Data items
>>>

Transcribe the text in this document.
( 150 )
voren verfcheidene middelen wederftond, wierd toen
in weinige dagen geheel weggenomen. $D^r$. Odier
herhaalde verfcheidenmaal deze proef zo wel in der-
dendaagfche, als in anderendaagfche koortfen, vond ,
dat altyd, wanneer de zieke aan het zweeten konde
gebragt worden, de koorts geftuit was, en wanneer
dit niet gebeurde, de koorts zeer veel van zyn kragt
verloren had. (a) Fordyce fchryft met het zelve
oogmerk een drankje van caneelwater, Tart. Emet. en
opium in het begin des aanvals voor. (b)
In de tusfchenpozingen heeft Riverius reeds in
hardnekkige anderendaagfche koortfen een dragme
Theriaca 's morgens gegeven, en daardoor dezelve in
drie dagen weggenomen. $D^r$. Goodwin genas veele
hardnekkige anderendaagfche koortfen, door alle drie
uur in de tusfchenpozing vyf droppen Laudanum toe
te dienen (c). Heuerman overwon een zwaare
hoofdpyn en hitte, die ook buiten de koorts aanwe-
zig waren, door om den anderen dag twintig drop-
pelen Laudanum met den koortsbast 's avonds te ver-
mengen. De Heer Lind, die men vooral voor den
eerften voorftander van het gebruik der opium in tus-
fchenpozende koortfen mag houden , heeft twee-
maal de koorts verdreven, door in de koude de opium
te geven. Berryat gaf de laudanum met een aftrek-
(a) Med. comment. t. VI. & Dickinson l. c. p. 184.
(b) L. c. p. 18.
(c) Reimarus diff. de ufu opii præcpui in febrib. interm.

<<<

ASSIGNMENT - Go through the entries above and report every line in which the word "hardnekkige" appears.

ANSWER AREA -
hardnekkige anderendaagfche koortfen een dragme
hardnekkige anderendaagfche koortfen, door alle drie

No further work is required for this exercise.